» Task
From the entries that follow, extract each line holding the string "century".

— START —

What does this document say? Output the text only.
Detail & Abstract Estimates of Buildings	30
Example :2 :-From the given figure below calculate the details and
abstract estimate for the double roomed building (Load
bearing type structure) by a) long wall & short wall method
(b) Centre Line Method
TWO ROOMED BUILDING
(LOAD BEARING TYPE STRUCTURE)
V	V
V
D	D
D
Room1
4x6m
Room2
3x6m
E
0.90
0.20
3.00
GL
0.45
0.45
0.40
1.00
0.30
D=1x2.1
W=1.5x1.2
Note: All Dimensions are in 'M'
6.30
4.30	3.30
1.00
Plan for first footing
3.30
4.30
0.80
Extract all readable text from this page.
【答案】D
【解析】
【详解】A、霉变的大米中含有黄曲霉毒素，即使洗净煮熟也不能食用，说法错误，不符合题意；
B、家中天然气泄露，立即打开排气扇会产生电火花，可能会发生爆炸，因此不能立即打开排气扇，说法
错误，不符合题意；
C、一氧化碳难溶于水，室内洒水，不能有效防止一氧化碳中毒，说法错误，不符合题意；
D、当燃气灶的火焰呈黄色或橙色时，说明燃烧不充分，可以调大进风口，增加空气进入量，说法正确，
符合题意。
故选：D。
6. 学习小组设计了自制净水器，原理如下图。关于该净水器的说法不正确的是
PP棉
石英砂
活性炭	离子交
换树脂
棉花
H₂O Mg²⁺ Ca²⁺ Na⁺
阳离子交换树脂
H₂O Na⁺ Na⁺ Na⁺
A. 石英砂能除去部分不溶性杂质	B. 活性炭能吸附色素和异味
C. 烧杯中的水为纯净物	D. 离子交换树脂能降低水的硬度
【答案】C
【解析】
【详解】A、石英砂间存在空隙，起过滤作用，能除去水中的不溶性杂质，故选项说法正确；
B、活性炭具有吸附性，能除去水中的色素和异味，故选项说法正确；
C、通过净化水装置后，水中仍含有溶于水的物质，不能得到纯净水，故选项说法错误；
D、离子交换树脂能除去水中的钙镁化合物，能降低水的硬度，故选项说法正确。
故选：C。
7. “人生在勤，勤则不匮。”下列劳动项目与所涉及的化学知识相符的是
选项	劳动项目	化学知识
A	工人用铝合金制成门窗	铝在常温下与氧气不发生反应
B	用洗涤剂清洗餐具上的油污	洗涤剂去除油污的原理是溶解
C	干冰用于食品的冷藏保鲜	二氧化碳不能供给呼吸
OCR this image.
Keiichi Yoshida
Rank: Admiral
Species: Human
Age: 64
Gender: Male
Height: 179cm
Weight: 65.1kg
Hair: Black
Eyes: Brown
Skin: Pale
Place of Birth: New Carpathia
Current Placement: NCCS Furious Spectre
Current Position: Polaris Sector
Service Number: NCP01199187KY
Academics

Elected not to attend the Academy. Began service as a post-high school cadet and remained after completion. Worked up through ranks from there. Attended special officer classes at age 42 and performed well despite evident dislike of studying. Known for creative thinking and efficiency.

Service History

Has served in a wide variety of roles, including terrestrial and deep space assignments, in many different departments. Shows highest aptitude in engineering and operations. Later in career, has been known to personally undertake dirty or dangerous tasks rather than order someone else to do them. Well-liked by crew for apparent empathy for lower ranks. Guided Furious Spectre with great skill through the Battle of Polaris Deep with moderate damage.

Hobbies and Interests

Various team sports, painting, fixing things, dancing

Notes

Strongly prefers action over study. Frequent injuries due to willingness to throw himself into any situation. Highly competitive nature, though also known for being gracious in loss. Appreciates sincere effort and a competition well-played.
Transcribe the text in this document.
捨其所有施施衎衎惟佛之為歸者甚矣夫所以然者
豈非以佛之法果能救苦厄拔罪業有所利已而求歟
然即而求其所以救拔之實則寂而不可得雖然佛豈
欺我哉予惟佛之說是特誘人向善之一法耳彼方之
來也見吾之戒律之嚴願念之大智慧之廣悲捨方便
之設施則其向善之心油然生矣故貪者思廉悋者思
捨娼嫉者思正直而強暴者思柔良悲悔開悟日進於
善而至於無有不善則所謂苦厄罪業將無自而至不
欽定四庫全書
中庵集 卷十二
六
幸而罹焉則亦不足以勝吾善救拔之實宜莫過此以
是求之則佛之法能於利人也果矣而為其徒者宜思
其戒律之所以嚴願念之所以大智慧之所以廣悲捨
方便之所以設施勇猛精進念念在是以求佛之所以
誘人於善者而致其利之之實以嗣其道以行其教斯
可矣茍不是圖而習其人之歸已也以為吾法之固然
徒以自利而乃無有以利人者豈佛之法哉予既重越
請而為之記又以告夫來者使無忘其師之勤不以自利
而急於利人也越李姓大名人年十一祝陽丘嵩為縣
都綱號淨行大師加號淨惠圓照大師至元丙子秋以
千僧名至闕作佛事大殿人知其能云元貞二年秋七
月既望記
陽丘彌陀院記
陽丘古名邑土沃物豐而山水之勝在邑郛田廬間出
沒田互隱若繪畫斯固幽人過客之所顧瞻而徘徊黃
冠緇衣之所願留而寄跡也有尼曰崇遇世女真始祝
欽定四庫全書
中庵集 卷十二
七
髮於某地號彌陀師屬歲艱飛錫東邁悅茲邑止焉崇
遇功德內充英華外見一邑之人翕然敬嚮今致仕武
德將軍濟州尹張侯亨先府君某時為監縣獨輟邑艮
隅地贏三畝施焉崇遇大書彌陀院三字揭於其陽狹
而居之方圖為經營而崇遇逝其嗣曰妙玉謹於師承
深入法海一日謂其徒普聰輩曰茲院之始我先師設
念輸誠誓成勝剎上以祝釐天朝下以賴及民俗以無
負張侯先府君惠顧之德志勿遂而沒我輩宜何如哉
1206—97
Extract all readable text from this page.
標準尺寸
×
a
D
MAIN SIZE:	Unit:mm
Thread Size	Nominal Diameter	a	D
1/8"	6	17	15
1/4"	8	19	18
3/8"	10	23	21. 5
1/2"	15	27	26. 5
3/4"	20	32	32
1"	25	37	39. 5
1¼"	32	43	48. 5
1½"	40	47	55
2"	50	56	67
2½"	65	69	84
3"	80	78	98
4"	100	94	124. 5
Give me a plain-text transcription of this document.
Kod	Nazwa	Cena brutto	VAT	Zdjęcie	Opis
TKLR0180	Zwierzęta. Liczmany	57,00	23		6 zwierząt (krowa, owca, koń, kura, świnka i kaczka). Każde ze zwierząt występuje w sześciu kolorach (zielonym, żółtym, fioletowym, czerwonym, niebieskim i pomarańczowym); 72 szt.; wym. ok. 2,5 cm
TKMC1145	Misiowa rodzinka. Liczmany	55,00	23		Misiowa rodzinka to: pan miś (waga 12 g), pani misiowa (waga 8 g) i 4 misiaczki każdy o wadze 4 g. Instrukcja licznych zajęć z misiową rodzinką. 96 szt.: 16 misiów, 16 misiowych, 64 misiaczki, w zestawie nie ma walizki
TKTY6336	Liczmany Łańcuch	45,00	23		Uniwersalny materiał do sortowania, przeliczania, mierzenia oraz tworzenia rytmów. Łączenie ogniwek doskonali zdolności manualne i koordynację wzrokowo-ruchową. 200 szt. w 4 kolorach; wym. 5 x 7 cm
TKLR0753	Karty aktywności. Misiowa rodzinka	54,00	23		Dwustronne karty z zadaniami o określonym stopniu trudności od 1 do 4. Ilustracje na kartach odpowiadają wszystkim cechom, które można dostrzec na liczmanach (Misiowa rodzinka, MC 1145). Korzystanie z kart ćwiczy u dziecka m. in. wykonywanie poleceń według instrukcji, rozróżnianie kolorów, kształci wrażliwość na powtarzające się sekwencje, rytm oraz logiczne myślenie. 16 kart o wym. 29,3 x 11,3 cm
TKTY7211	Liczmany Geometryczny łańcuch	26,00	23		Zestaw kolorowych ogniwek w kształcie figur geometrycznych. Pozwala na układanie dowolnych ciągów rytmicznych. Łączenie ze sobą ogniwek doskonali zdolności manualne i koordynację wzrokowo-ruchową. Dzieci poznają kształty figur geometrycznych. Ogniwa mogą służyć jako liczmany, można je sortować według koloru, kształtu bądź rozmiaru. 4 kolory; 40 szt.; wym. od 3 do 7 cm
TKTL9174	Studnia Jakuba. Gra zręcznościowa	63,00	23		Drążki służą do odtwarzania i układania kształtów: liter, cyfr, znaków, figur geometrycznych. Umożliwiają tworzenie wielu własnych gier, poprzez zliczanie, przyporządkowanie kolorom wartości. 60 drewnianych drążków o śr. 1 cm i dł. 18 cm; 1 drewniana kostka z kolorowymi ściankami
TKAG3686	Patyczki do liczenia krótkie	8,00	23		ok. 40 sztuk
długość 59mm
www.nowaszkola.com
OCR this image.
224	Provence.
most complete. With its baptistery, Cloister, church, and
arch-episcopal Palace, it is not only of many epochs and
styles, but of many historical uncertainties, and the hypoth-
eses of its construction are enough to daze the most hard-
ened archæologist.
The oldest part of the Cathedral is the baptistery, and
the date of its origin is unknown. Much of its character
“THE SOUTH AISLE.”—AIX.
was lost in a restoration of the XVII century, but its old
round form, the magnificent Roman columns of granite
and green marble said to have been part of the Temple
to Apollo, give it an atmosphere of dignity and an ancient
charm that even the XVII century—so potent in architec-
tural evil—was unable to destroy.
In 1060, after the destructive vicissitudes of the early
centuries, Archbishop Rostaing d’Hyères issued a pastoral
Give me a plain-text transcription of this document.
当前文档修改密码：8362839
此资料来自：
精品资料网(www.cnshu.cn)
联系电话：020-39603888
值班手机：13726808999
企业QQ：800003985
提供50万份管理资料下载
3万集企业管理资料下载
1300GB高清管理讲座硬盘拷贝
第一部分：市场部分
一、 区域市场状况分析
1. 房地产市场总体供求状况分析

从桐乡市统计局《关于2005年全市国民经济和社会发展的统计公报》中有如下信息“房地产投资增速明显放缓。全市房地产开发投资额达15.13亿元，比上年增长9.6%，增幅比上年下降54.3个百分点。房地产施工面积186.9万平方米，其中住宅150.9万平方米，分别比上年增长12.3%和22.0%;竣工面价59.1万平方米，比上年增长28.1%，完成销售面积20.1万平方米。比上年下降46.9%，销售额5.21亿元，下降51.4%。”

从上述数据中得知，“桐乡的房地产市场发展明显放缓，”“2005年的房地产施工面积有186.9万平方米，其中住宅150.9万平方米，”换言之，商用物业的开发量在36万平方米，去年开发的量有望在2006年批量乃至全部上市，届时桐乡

— END —

» Result below
was lost in a restoration of the XVII century, but its old
charm that even the XVII century—so potent in architec-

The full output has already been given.